Using the entries below, copy out all lines where "fraction" is found.
(Supplied records)
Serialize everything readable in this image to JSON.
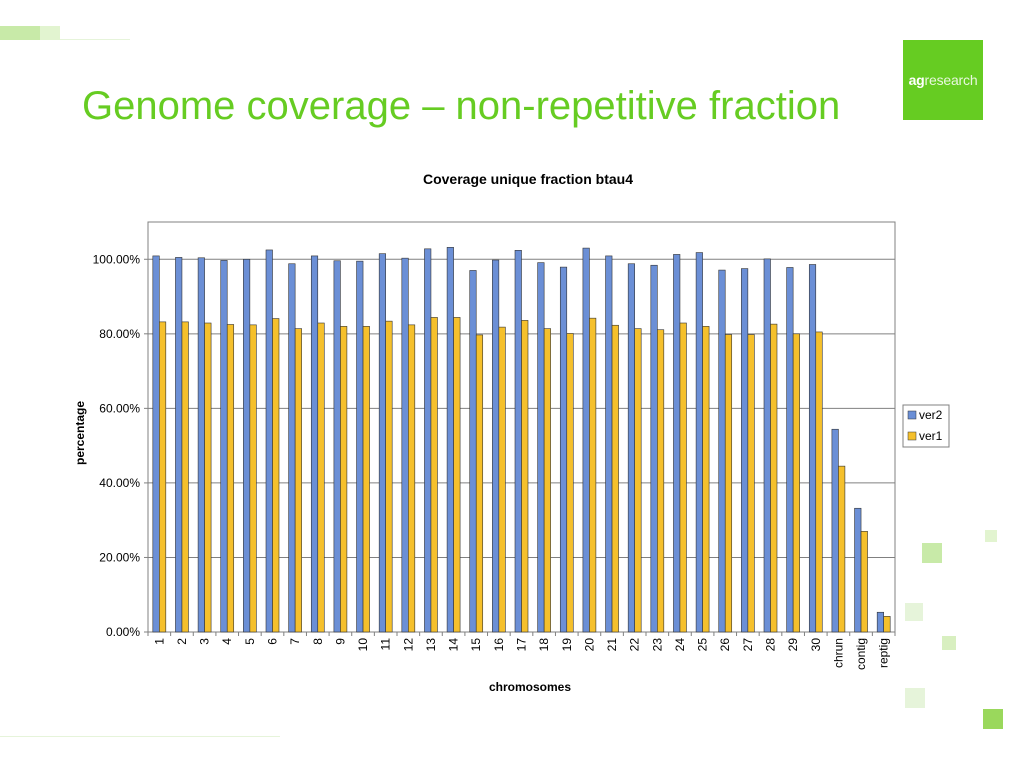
{
  "slide": {
    "title": "Genome coverage – non-repetitive fraction",
    "logo_bold": "ag",
    "logo_rest": "research",
    "accent_color": "#66cc22"
  },
  "chart_data": {
    "type": "bar",
    "title": "Coverage unique fraction btau4",
    "xlabel": "chromosomes",
    "ylabel": "percentage",
    "ylim": [
      0,
      1.1
    ],
    "yticks": [
      0,
      0.2,
      0.4,
      0.6,
      0.8,
      1.0
    ],
    "ytick_labels": [
      "0.00%",
      "20.00%",
      "40.00%",
      "60.00%",
      "80.00%",
      "100.00%"
    ],
    "grid": true,
    "legend_position": "right",
    "categories": [
      "1",
      "2",
      "3",
      "4",
      "5",
      "6",
      "7",
      "8",
      "9",
      "10",
      "11",
      "12",
      "13",
      "14",
      "15",
      "16",
      "17",
      "18",
      "19",
      "20",
      "21",
      "22",
      "23",
      "24",
      "25",
      "26",
      "27",
      "28",
      "29",
      "30",
      "chrun",
      "contig",
      "reptig"
    ],
    "series": [
      {
        "name": "ver2",
        "color": "#6b8fd6",
        "values": [
          1.009,
          1.005,
          1.004,
          0.997,
          1.0,
          1.025,
          0.988,
          1.009,
          0.996,
          0.995,
          1.015,
          1.003,
          1.028,
          1.032,
          0.97,
          0.998,
          1.024,
          0.991,
          0.979,
          1.03,
          1.009,
          0.988,
          0.984,
          1.013,
          1.018,
          0.971,
          0.975,
          1.001,
          0.978,
          0.986,
          0.544,
          0.332,
          0.053
        ]
      },
      {
        "name": "ver1",
        "color": "#f5c02c",
        "values": [
          0.832,
          0.832,
          0.829,
          0.825,
          0.824,
          0.841,
          0.814,
          0.829,
          0.82,
          0.82,
          0.834,
          0.824,
          0.844,
          0.844,
          0.797,
          0.818,
          0.836,
          0.814,
          0.801,
          0.842,
          0.823,
          0.814,
          0.811,
          0.829,
          0.82,
          0.798,
          0.798,
          0.826,
          0.8,
          0.805,
          0.445,
          0.27,
          0.042
        ]
      }
    ]
  }
}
(End Supplied records)
_Finished exercise_
    "title": "Genome coverage – non-repetitive fraction",
    "title": "Coverage unique fraction btau4",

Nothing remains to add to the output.